+++ Data in this exercise +++

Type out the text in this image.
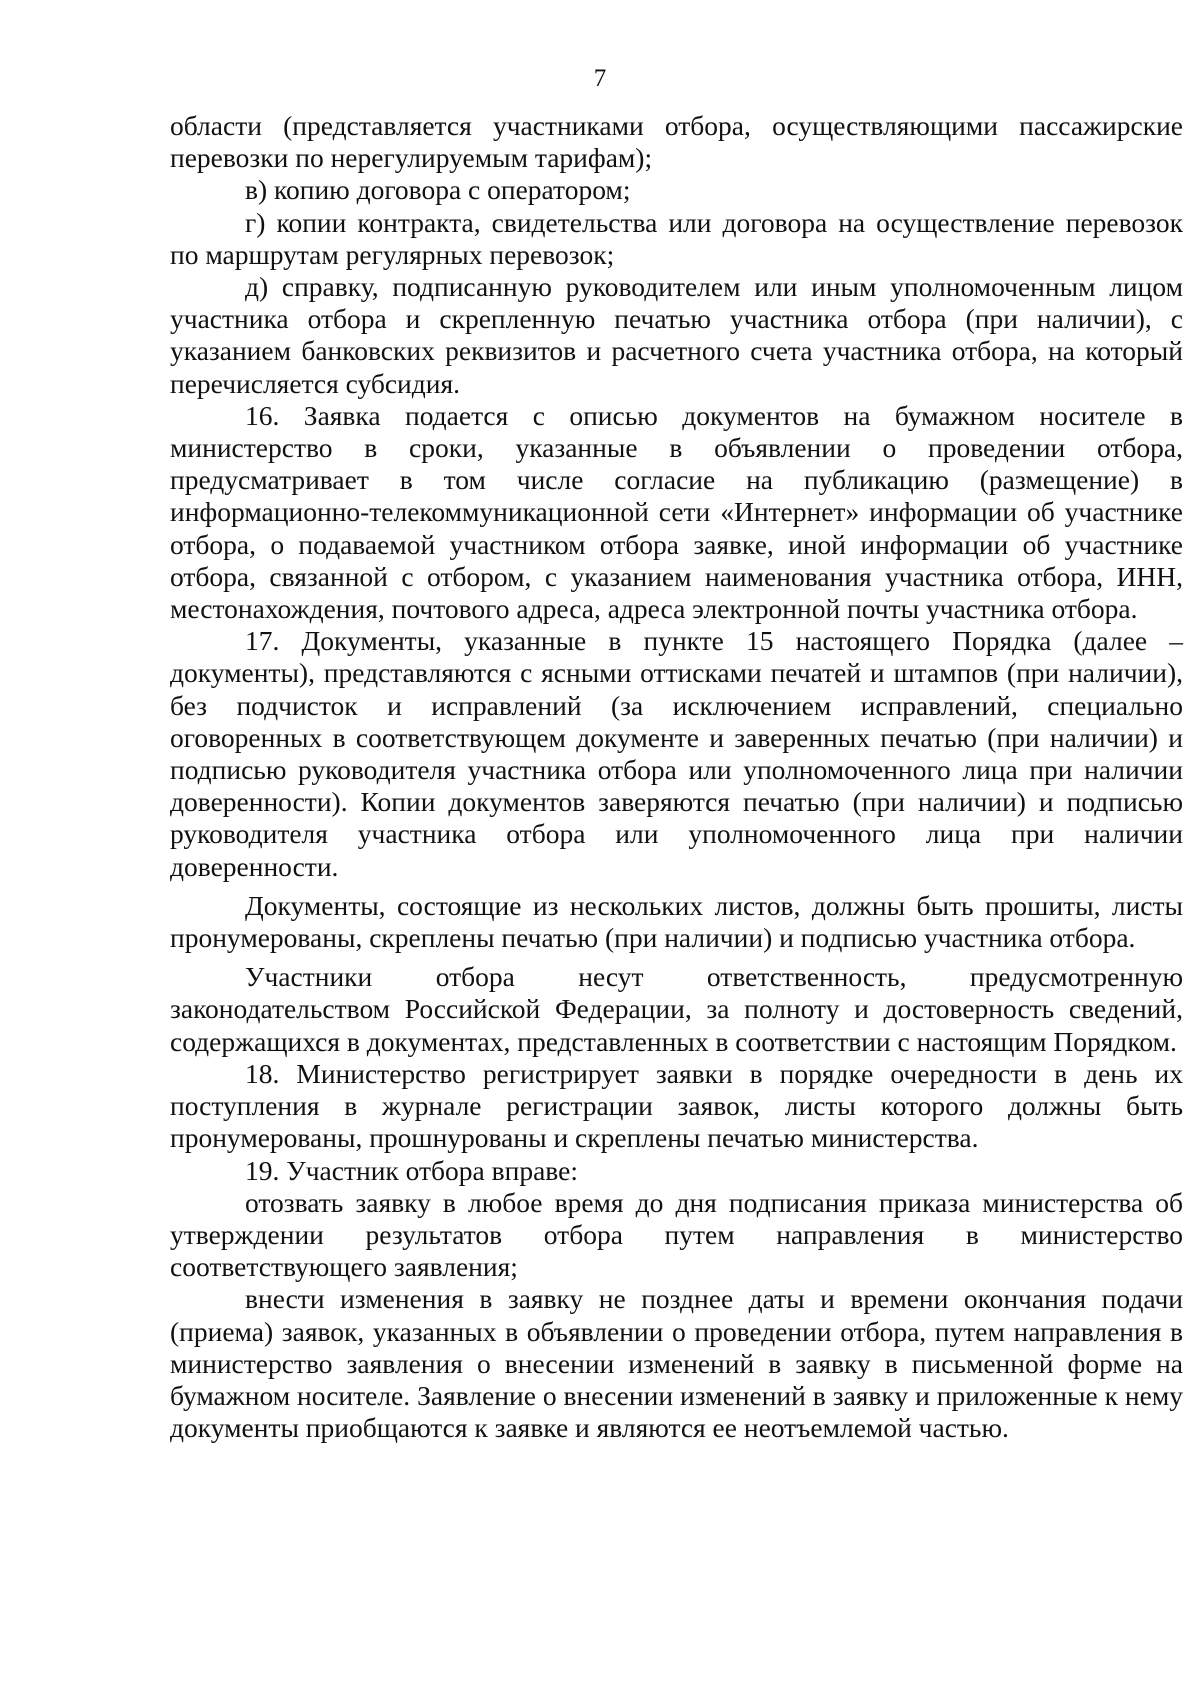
7

области (представляется участниками отбора, осуществляющими пассажирские перевозки по нерегулируемым тарифам);

в) копию договора с оператором;

г) копии контракта, свидетельства или договора на осуществление перевозок по маршрутам регулярных перевозок;

д) справку, подписанную руководителем или иным уполномоченным лицом участника отбора и скрепленную печатью участника отбора (при наличии), с указанием банковских реквизитов и расчетного счета участника отбора, на который перечисляется субсидия.

16. Заявка подается с описью документов на бумажном носителе в министерство в сроки, указанные в объявлении о проведении отбора, предусматривает в том числе согласие на публикацию (размещение) в информационно-телекоммуникационной сети «Интернет» информации об участнике отбора, о подаваемой участником отбора заявке, иной информации об участнике отбора, связанной с отбором, с указанием наименования участника отбора, ИНН, местонахождения, почтового адреса, адреса электронной почты участника отбора.

17. Документы, указанные в пункте 15 настоящего Порядка (далее – документы), представляются с ясными оттисками печатей и штампов (при наличии), без подчисток и исправлений (за исключением исправлений, специально оговоренных в соответствующем документе и заверенных печатью (при наличии) и подписью руководителя участника отбора или уполномоченного лица при наличии доверенности). Копии документов заверяются печатью (при наличии) и подписью руководителя участника отбора или уполномоченного лица при наличии доверенности.

Документы, состоящие из нескольких листов, должны быть прошиты, листы пронумерованы, скреплены печатью (при наличии) и подписью участника отбора.

Участники отбора несут ответственность, предусмотренную законодательством Российской Федерации, за полноту и достоверность сведений, содержащихся в документах, представленных в соответствии с настоящим Порядком.

18. Министерство регистрирует заявки в порядке очередности в день их поступления в журнале регистрации заявок, листы которого должны быть пронумерованы, прошнурованы и скреплены печатью министерства.

19. Участник отбора вправе:

отозвать заявку в любое время до дня подписания приказа министерства об утверждении результатов отбора путем направления в министерство соответствующего заявления;

внести изменения в заявку не позднее даты и времени окончания подачи (приема) заявок, указанных в объявлении о проведении отбора, путем направления в министерство заявления о внесении изменений в заявку в письменной форме на бумажном носителе. Заявление о внесении изменений в заявку и приложенные к нему документы приобщаются к заявке и являются ее неотъемлемой частью.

+++

Written instruction:
Copy each line in full and exactly, omitting any picture.

Response:
Type out the text in this image.
7

области (представляется участниками отбора, осуществляющими пассажирские перевозки по нерегулируемым тарифам);

в) копию договора с оператором;

г) копии контракта, свидетельства или договора на осуществление перевозок по маршрутам регулярных перевозок;

д) справку, подписанную руководителем или иным уполномоченным лицом участника отбора и скрепленную печатью участника отбора (при наличии), с указанием банковских реквизитов и расчетного счета участника отбора, на который перечисляется субсидия.

16. Заявка подается с описью документов на бумажном носителе в министерство в сроки, указанные в объявлении о проведении отбора, предусматривает в том числе согласие на публикацию (размещение) в информационно-телекоммуникационной сети «Интернет» информации об участнике отбора, о подаваемой участником отбора заявке, иной информации об участнике отбора, связанной с отбором, с указанием наименования участника отбора, ИНН, местонахождения, почтового адреса, адреса электронной почты участника отбора.

17. Документы, указанные в пункте 15 настоящего Порядка (далее – документы), представляются с ясными оттисками печатей и штампов (при наличии), без подчисток и исправлений (за исключением исправлений, специально оговоренных в соответствующем документе и заверенных печатью (при наличии) и подписью руководителя участника отбора или уполномоченного лица при наличии доверенности). Копии документов заверяются печатью (при наличии) и подписью руководителя участника отбора или уполномоченного лица при наличии доверенности.

Документы, состоящие из нескольких листов, должны быть прошиты, листы пронумерованы, скреплены печатью (при наличии) и подписью участника отбора.

Участники отбора несут ответственность, предусмотренную законодательством Российской Федерации, за полноту и достоверность сведений, содержащихся в документах, представленных в соответствии с настоящим Порядком.

18. Министерство регистрирует заявки в порядке очередности в день их поступления в журнале регистрации заявок, листы которого должны быть пронумерованы, прошнурованы и скреплены печатью министерства.

19. Участник отбора вправе:

отозвать заявку в любое время до дня подписания приказа министерства об утверждении результатов отбора путем направления в министерство соответствующего заявления;

внести изменения в заявку не позднее даты и времени окончания подачи (приема) заявок, указанных в объявлении о проведении отбора, путем направления в министерство заявления о внесении изменений в заявку в письменной форме на бумажном носителе. Заявление о внесении изменений в заявку и приложенные к нему документы приобщаются к заявке и являются ее неотъемлемой частью.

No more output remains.